• **GOAL**
Write out all of the entries that follow, word for word, but skip the pictures.

• **Figure data in JSON**
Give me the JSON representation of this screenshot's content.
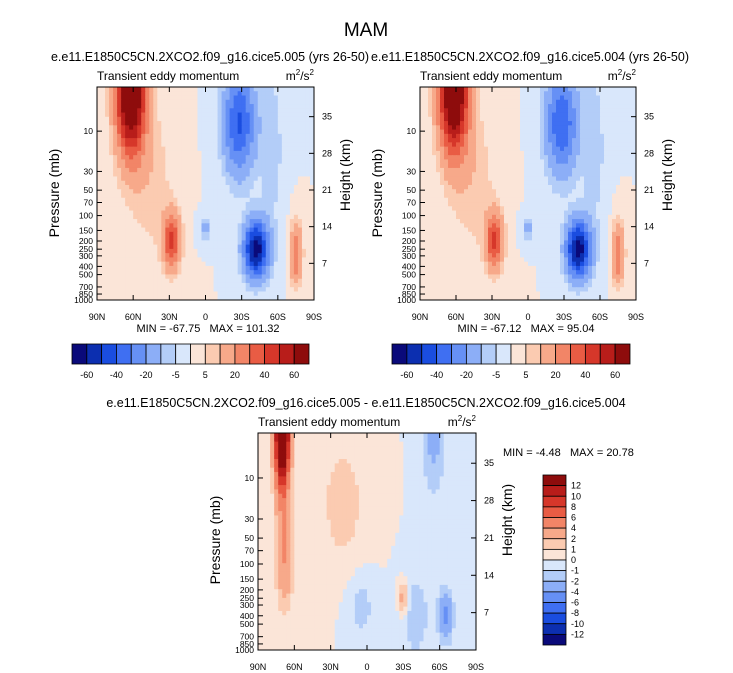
{
  "figure_title": "MAM",
  "chart_data": [
    {
      "type": "heatmap",
      "case": "e.e11.E1850C5CN.2XCO2.f09_g16.cice5.005 (yrs 26-50)",
      "title": "Transient eddy momentum",
      "units": "m²/s²",
      "units_base": "m",
      "units_exp": "2",
      "units_den": "/s",
      "xlabel": "",
      "ylabel": "Pressure (mb)",
      "y2label": "Height (km)",
      "x_ticks": [
        "90N",
        "60N",
        "30N",
        "0",
        "30S",
        "60S",
        "90S"
      ],
      "y_ticks": [
        "10",
        "30",
        "50",
        "70",
        "100",
        "150",
        "200",
        "250",
        "300",
        "400",
        "500",
        "700",
        "850",
        "1000"
      ],
      "y2_ticks": [
        "35",
        "28",
        "21",
        "14",
        "7"
      ],
      "stats_text": "MIN = -67.75   MAX = 101.32",
      "min": -67.75,
      "max": 101.32,
      "colorbar_labels": [
        "-60",
        "-40",
        "-20",
        "-5",
        "5",
        "20",
        "40",
        "60"
      ],
      "colorbar_levels": [
        -70,
        -60,
        -50,
        -40,
        -30,
        -20,
        -10,
        -5,
        0,
        5,
        10,
        20,
        30,
        40,
        50,
        60,
        70
      ],
      "features": [
        {
          "lat": 62,
          "logp": 0.5,
          "value": 90,
          "width": 12,
          "depth": 0.75
        },
        {
          "lat": 28,
          "logp": 2.3,
          "value": 42,
          "width": 7,
          "depth": 0.33
        },
        {
          "lat": 0,
          "logp": 2.15,
          "value": -12,
          "width": 5,
          "depth": 0.15
        },
        {
          "lat": -28,
          "logp": 0.9,
          "value": -42,
          "width": 13,
          "depth": 0.6
        },
        {
          "lat": -42,
          "logp": 2.4,
          "value": -66,
          "width": 10,
          "depth": 0.33
        },
        {
          "lat": -75,
          "logp": 2.45,
          "value": 30,
          "width": 5,
          "depth": 0.35
        },
        {
          "lat": 45,
          "logp": 1.6,
          "value": 8,
          "width": 18,
          "depth": 0.9
        },
        {
          "lat": -55,
          "logp": 1.2,
          "value": -8,
          "width": 10,
          "depth": 1.0
        }
      ]
    },
    {
      "type": "heatmap",
      "case": "e.e11.E1850C5CN.2XCO2.f09_g16.cice5.004 (yrs 26-50)",
      "title": "Transient eddy momentum",
      "units": "m²/s²",
      "units_base": "m",
      "units_exp": "2",
      "units_den": "/s",
      "ylabel": "Pressure (mb)",
      "y2label": "Height (km)",
      "x_ticks": [
        "90N",
        "60N",
        "30N",
        "0",
        "30S",
        "60S",
        "90S"
      ],
      "y_ticks": [
        "10",
        "30",
        "50",
        "70",
        "100",
        "150",
        "200",
        "250",
        "300",
        "400",
        "500",
        "700",
        "850",
        "1000"
      ],
      "y2_ticks": [
        "35",
        "28",
        "21",
        "14",
        "7"
      ],
      "stats_text": "MIN = -67.12   MAX = 95.04",
      "min": -67.12,
      "max": 95.04,
      "colorbar_labels": [
        "-60",
        "-40",
        "-20",
        "-5",
        "5",
        "20",
        "40",
        "60"
      ],
      "colorbar_levels": [
        -70,
        -60,
        -50,
        -40,
        -30,
        -20,
        -10,
        -5,
        0,
        5,
        10,
        20,
        30,
        40,
        50,
        60,
        70
      ],
      "features": [
        {
          "lat": 62,
          "logp": 0.5,
          "value": 86,
          "width": 12,
          "depth": 0.75
        },
        {
          "lat": 28,
          "logp": 2.3,
          "value": 42,
          "width": 7,
          "depth": 0.33
        },
        {
          "lat": 0,
          "logp": 2.15,
          "value": -12,
          "width": 5,
          "depth": 0.15
        },
        {
          "lat": -28,
          "logp": 0.9,
          "value": -40,
          "width": 13,
          "depth": 0.6
        },
        {
          "lat": -42,
          "logp": 2.4,
          "value": -66,
          "width": 10,
          "depth": 0.33
        },
        {
          "lat": -75,
          "logp": 2.45,
          "value": 30,
          "width": 5,
          "depth": 0.35
        },
        {
          "lat": 45,
          "logp": 1.6,
          "value": 8,
          "width": 18,
          "depth": 0.9
        },
        {
          "lat": -55,
          "logp": 1.2,
          "value": -8,
          "width": 10,
          "depth": 1.0
        }
      ]
    },
    {
      "type": "heatmap",
      "case": "e.e11.E1850C5CN.2XCO2.f09_g16.cice5.005 - e.e11.E1850C5CN.2XCO2.f09_g16.cice5.004",
      "title": "Transient eddy momentum",
      "units": "m²/s²",
      "units_base": "m",
      "units_exp": "2",
      "units_den": "/s",
      "ylabel": "Pressure (mb)",
      "y2label": "Height (km)",
      "x_ticks": [
        "90N",
        "60N",
        "30N",
        "0",
        "30S",
        "60S",
        "90S"
      ],
      "y_ticks": [
        "10",
        "30",
        "50",
        "70",
        "100",
        "150",
        "200",
        "250",
        "300",
        "400",
        "500",
        "700",
        "850",
        "1000"
      ],
      "y2_ticks": [
        "35",
        "28",
        "21",
        "14",
        "7"
      ],
      "stats_text": "MIN = -4.48   MAX = 20.78",
      "min": -4.48,
      "max": 20.78,
      "colorbar_labels": [
        "12",
        "10",
        "8",
        "6",
        "4",
        "2",
        "1",
        "0",
        "-1",
        "-2",
        "-4",
        "-6",
        "-8",
        "-10",
        "-12"
      ],
      "colorbar_levels": [
        -14,
        -12,
        -10,
        -8,
        -6,
        -4,
        -2,
        -1,
        0,
        1,
        2,
        4,
        6,
        8,
        10,
        12,
        14
      ],
      "features": [
        {
          "lat": 70,
          "logp": 0.4,
          "value": 21,
          "width": 6,
          "depth": 0.7
        },
        {
          "lat": 68,
          "logp": 1.9,
          "value": 4,
          "width": 7,
          "depth": 0.6
        },
        {
          "lat": 20,
          "logp": 1.3,
          "value": 1.5,
          "width": 20,
          "depth": 0.8
        },
        {
          "lat": -55,
          "logp": 0.5,
          "value": -2.5,
          "width": 10,
          "depth": 0.7
        },
        {
          "lat": -40,
          "logp": 2.6,
          "value": -1.8,
          "width": 12,
          "depth": 0.5
        },
        {
          "lat": -30,
          "logp": 2.4,
          "value": 3.5,
          "width": 4,
          "depth": 0.2
        },
        {
          "lat": -65,
          "logp": 2.6,
          "value": -4.5,
          "width": 6,
          "depth": 0.3
        },
        {
          "lat": 5,
          "logp": 2.5,
          "value": -1.5,
          "width": 12,
          "depth": 0.4
        }
      ]
    }
  ],
  "palette": [
    "#0a0a7a",
    "#0c2fb0",
    "#1a4de0",
    "#3f6ff2",
    "#6690f5",
    "#8caef7",
    "#b3cdf8",
    "#d9e7fb",
    "#fbe5d8",
    "#fbcbb1",
    "#f7a98a",
    "#f28567",
    "#e95c44",
    "#d6372a",
    "#b81d1a",
    "#8e0c0c"
  ]
}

• **WORKED ANSWER**
Give me the JSON representation of this screenshot's content.
{
  "figure_title": "MAM",
  "chart_data": [
    {
      "type": "heatmap",
      "case": "e.e11.E1850C5CN.2XCO2.f09_g16.cice5.005 (yrs 26-50)",
      "title": "Transient eddy momentum",
      "units": "m²/s²",
      "units_base": "m",
      "units_exp": "2",
      "units_den": "/s",
      "xlabel": "",
      "ylabel": "Pressure (mb)",
      "y2label": "Height (km)",
      "x_ticks": [
        "90N",
        "60N",
        "30N",
        "0",
        "30S",
        "60S",
        "90S"
      ],
      "y_ticks": [
        "10",
        "30",
        "50",
        "70",
        "100",
        "150",
        "200",
        "250",
        "300",
        "400",
        "500",
        "700",
        "850",
        "1000"
      ],
      "y2_ticks": [
        "35",
        "28",
        "21",
        "14",
        "7"
      ],
      "stats_text": "MIN = -67.75   MAX = 101.32",
      "min": -67.75,
      "max": 101.32,
      "colorbar_labels": [
        "-60",
        "-40",
        "-20",
        "-5",
        "5",
        "20",
        "40",
        "60"
      ],
      "colorbar_levels": [
        -70,
        -60,
        -50,
        -40,
        -30,
        -20,
        -10,
        -5,
        0,
        5,
        10,
        20,
        30,
        40,
        50,
        60,
        70
      ],
      "features": [
        {
          "lat": 62,
          "logp": 0.5,
          "value": 90,
          "width": 12,
          "depth": 0.75
        },
        {
          "lat": 28,
          "logp": 2.3,
          "value": 42,
          "width": 7,
          "depth": 0.33
        },
        {
          "lat": 0,
          "logp": 2.15,
          "value": -12,
          "width": 5,
          "depth": 0.15
        },
        {
          "lat": -28,
          "logp": 0.9,
          "value": -42,
          "width": 13,
          "depth": 0.6
        },
        {
          "lat": -42,
          "logp": 2.4,
          "value": -66,
          "width": 10,
          "depth": 0.33
        },
        {
          "lat": -75,
          "logp": 2.45,
          "value": 30,
          "width": 5,
          "depth": 0.35
        },
        {
          "lat": 45,
          "logp": 1.6,
          "value": 8,
          "width": 18,
          "depth": 0.9
        },
        {
          "lat": -55,
          "logp": 1.2,
          "value": -8,
          "width": 10,
          "depth": 1.0
        }
      ]
    },
    {
      "type": "heatmap",
      "case": "e.e11.E1850C5CN.2XCO2.f09_g16.cice5.004 (yrs 26-50)",
      "title": "Transient eddy momentum",
      "units": "m²/s²",
      "units_base": "m",
      "units_exp": "2",
      "units_den": "/s",
      "ylabel": "Pressure (mb)",
      "y2label": "Height (km)",
      "x_ticks": [
        "90N",
        "60N",
        "30N",
        "0",
        "30S",
        "60S",
        "90S"
      ],
      "y_ticks": [
        "10",
        "30",
        "50",
        "70",
        "100",
        "150",
        "200",
        "250",
        "300",
        "400",
        "500",
        "700",
        "850",
        "1000"
      ],
      "y2_ticks": [
        "35",
        "28",
        "21",
        "14",
        "7"
      ],
      "stats_text": "MIN = -67.12   MAX = 95.04",
      "min": -67.12,
      "max": 95.04,
      "colorbar_labels": [
        "-60",
        "-40",
        "-20",
        "-5",
        "5",
        "20",
        "40",
        "60"
      ],
      "colorbar_levels": [
        -70,
        -60,
        -50,
        -40,
        -30,
        -20,
        -10,
        -5,
        0,
        5,
        10,
        20,
        30,
        40,
        50,
        60,
        70
      ],
      "features": [
        {
          "lat": 62,
          "logp": 0.5,
          "value": 86,
          "width": 12,
          "depth": 0.75
        },
        {
          "lat": 28,
          "logp": 2.3,
          "value": 42,
          "width": 7,
          "depth": 0.33
        },
        {
          "lat": 0,
          "logp": 2.15,
          "value": -12,
          "width": 5,
          "depth": 0.15
        },
        {
          "lat": -28,
          "logp": 0.9,
          "value": -40,
          "width": 13,
          "depth": 0.6
        },
        {
          "lat": -42,
          "logp": 2.4,
          "value": -66,
          "width": 10,
          "depth": 0.33
        },
        {
          "lat": -75,
          "logp": 2.45,
          "value": 30,
          "width": 5,
          "depth": 0.35
        },
        {
          "lat": 45,
          "logp": 1.6,
          "value": 8,
          "width": 18,
          "depth": 0.9
        },
        {
          "lat": -55,
          "logp": 1.2,
          "value": -8,
          "width": 10,
          "depth": 1.0
        }
      ]
    },
    {
      "type": "heatmap",
      "case": "e.e11.E1850C5CN.2XCO2.f09_g16.cice5.005 - e.e11.E1850C5CN.2XCO2.f09_g16.cice5.004",
      "title": "Transient eddy momentum",
      "units": "m²/s²",
      "units_base": "m",
      "units_exp": "2",
      "units_den": "/s",
      "ylabel": "Pressure (mb)",
      "y2label": "Height (km)",
      "x_ticks": [
        "90N",
        "60N",
        "30N",
        "0",
        "30S",
        "60S",
        "90S"
      ],
      "y_ticks": [
        "10",
        "30",
        "50",
        "70",
        "100",
        "150",
        "200",
        "250",
        "300",
        "400",
        "500",
        "700",
        "850",
        "1000"
      ],
      "y2_ticks": [
        "35",
        "28",
        "21",
        "14",
        "7"
      ],
      "stats_text": "MIN = -4.48   MAX = 20.78",
      "min": -4.48,
      "max": 20.78,
      "colorbar_labels": [
        "12",
        "10",
        "8",
        "6",
        "4",
        "2",
        "1",
        "0",
        "-1",
        "-2",
        "-4",
        "-6",
        "-8",
        "-10",
        "-12"
      ],
      "colorbar_levels": [
        -14,
        -12,
        -10,
        -8,
        -6,
        -4,
        -2,
        -1,
        0,
        1,
        2,
        4,
        6,
        8,
        10,
        12,
        14
      ],
      "features": [
        {
          "lat": 70,
          "logp": 0.4,
          "value": 21,
          "width": 6,
          "depth": 0.7
        },
        {
          "lat": 68,
          "logp": 1.9,
          "value": 4,
          "width": 7,
          "depth": 0.6
        },
        {
          "lat": 20,
          "logp": 1.3,
          "value": 1.5,
          "width": 20,
          "depth": 0.8
        },
        {
          "lat": -55,
          "logp": 0.5,
          "value": -2.5,
          "width": 10,
          "depth": 0.7
        },
        {
          "lat": -40,
          "logp": 2.6,
          "value": -1.8,
          "width": 12,
          "depth": 0.5
        },
        {
          "lat": -30,
          "logp": 2.4,
          "value": 3.5,
          "width": 4,
          "depth": 0.2
        },
        {
          "lat": -65,
          "logp": 2.6,
          "value": -4.5,
          "width": 6,
          "depth": 0.3
        },
        {
          "lat": 5,
          "logp": 2.5,
          "value": -1.5,
          "width": 12,
          "depth": 0.4
        }
      ]
    }
  ],
  "palette": [
    "#0a0a7a",
    "#0c2fb0",
    "#1a4de0",
    "#3f6ff2",
    "#6690f5",
    "#8caef7",
    "#b3cdf8",
    "#d9e7fb",
    "#fbe5d8",
    "#fbcbb1",
    "#f7a98a",
    "#f28567",
    "#e95c44",
    "#d6372a",
    "#b81d1a",
    "#8e0c0c"
  ]
}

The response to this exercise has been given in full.